Building Custom Safety Policies¶

This tutorial walks through designing and implementing custom replication safety policies — from simple resource caps to sophisticated multi-layer defense strategies using stop conditions, escalation detection, and SLA monitoring.

Prerequisites¶

Completed the Quick Start
Familiarity with the Architecture and Security Model

Why Custom Policies?¶

The default ReplicationContract parameters (max_depth, max_replicas, cooldown_seconds) cover basic safety. But real-world scenarios require nuanced policies:

Budget-aware replication — stop spawning when estimated cost exceeds a threshold
Behavioral gating — block replication for agents showing anomalous patterns
Progressive trust — allow deeper replication only for agents that pass safety checks
Time-bounded experiments — enforce wall-clock limits on entire replication trees

Step 1: Resource Budget Stop Condition¶

Stop conditions are the primary extension point. Each is a predicate that receives a ReplicationContext with live system state.

from replication import (
    ReplicationContract, StopCondition, ReplicationContext,
    Controller, Worker, ResourceSpec, SandboxOrchestrator, StructuredLogger,
)

def memory_budget_exceeded(ctx: ReplicationContext) -> bool:
    """Block replication when total estimated memory exceeds 2 GB."""
    estimated_mb = ctx.active_count * 256  # Assume 256 MB per worker
    return estimated_mb > 2048

contract = ReplicationContract(
    max_depth=5,
    max_replicas=20,
    cooldown_seconds=1.0,
    stop_conditions=[
        StopCondition(
            name="memory_budget",
            description="Blocks when estimated memory exceeds 2 GB",
            predicate=memory_budget_exceeded,
        ),
    ],
)

Context Fields

ReplicationContext provides: active_count (current live workers), total_spawned (all-time count), depth (requested depth), and parent_id. Use these to build arbitrarily complex policies.

Step 2: Behavioral Gating with Anomaly Detection¶

Combine stop conditions with the anomaly_cluster module to block replication from agents exhibiting unusual behavior:

from replication.anomaly_cluster import AnomalyCluster

cluster = AnomalyCluster()

def behavioral_gate(ctx: ReplicationContext) -> bool:
    """Block replication if the parent agent's recent actions are anomalous."""
    if ctx.parent_id is None:
        return False  # Root worker always allowed
    report = cluster.analyze()
+-------+
● **OBJECTIVES**
a: Can you transcribe the safety-policy tutorial from "This tutorial walks" to "and SLA monitoring."?
b: Will you give the entries, from the very first line through the line containing "hardware-address-label: Adresse matérielle: [374, 212, 487, 226]" (that line included), as a numbered list with any blank lines omitted?

● **MATERIAL TO PROCESS**
+-------+
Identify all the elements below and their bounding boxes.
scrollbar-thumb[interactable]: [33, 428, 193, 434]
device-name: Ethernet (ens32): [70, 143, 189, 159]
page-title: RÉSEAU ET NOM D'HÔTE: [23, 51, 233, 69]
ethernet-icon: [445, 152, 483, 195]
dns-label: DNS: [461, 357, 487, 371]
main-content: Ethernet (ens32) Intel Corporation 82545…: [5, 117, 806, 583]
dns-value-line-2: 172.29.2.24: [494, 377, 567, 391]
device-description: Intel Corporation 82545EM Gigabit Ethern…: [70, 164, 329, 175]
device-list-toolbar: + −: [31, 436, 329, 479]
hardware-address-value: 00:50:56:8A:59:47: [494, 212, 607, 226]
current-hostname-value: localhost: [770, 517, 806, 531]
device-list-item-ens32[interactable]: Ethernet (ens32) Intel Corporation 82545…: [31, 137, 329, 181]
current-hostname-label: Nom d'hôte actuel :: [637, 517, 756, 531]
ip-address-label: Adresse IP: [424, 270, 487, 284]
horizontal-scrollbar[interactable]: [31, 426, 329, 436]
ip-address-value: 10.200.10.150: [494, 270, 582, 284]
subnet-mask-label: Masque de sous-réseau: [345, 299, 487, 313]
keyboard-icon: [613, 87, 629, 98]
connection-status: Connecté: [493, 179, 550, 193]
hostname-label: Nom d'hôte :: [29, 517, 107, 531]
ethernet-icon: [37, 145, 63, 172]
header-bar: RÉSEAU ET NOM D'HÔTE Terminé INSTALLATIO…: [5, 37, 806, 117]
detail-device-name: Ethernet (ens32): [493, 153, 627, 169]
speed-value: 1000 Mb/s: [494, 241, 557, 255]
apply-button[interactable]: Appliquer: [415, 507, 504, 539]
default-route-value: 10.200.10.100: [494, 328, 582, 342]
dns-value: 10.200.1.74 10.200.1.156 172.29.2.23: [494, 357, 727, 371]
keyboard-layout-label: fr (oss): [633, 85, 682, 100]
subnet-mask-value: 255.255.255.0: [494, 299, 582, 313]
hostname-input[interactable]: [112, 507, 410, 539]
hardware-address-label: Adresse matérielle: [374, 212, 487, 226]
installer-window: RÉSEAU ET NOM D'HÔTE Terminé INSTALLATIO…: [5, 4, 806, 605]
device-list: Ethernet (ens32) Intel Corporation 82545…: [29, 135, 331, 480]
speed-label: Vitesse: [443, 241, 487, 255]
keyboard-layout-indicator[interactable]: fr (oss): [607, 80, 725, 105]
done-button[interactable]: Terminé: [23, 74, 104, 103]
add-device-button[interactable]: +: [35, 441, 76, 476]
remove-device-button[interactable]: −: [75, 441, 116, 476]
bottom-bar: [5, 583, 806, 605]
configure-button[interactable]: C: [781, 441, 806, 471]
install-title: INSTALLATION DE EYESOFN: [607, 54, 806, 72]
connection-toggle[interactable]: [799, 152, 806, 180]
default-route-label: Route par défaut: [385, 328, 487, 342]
+-------+
● **COMPLETE ANSWERS**
a:
This tutorial walks through designing and implementing custom replication safety policies — from simple resource caps to sophisticated multi-layer defense strategies using stop conditions, escalation detection, and SLA monitoring.

b:
1. Identify all the elements below and their bounding boxes.
2. scrollbar-thumb[interactable]: [33, 428, 193, 434]
3. device-name: Ethernet (ens32): [70, 143, 189, 159]
4. page-title: RÉSEAU ET NOM D'HÔTE: [23, 51, 233, 69]
5. ethernet-icon: [445, 152, 483, 195]
6. dns-label: DNS: [461, 357, 487, 371]
7. main-content: Ethernet (ens32) Intel Corporation 82545…: [5, 117, 806, 583]
8. dns-value-line-2: 172.29.2.24: [494, 377, 567, 391]
9. device-description: Intel Corporation 82545EM Gigabit Ethern…: [70, 164, 329, 175]
10. device-list-toolbar: + −: [31, 436, 329, 479]
11. hardware-address-value: 00:50:56:8A:59:47: [494, 212, 607, 226]
12. current-hostname-value: localhost: [770, 517, 806, 531]
13. device-list-item-ens32[interactable]: Ethernet (ens32) Intel Corporation 82545…: [31, 137, 329, 181]
14. current-hostname-label: Nom d'hôte actuel :: [637, 517, 756, 531]
15. ip-address-label: Adresse IP: [424, 270, 487, 284]
16. horizontal-scrollbar[interactable]: [31, 426, 329, 436]
17. ip-address-value: 10.200.10.150: [494, 270, 582, 284]
18. subnet-mask-label: Masque de sous-réseau: [345, 299, 487, 313]
19. keyboard-icon: [613, 87, 629, 98]
20. connection-status: Connecté: [493, 179, 550, 193]
21. hostname-label: Nom d'hôte :: [29, 517, 107, 531]
22. ethernet-icon: [37, 145, 63, 172]
23. header-bar: RÉSEAU ET NOM D'HÔTE Terminé INSTALLATIO…: [5, 37, 806, 117]
24. detail-device-name: Ethernet (ens32): [493, 153, 627, 169]
25. speed-value: 1000 Mb/s: [494, 241, 557, 255]
26. apply-button[interactable]: Appliquer: [415, 507, 504, 539]
27. default-route-value: 10.200.10.100: [494, 328, 582, 342]
28. dns-value: 10.200.1.74 10.200.1.156 172.29.2.23: [494, 357, 727, 371]
29. keyboard-layout-label: fr (oss): [633, 85, 682, 100]
30. subnet-mask-value: 255.255.255.0: [494, 299, 582, 313]
31. hostname-input[interactable]: [112, 507, 410, 539]
32. hardware-address-label: Adresse matérielle: [374, 212, 487, 226]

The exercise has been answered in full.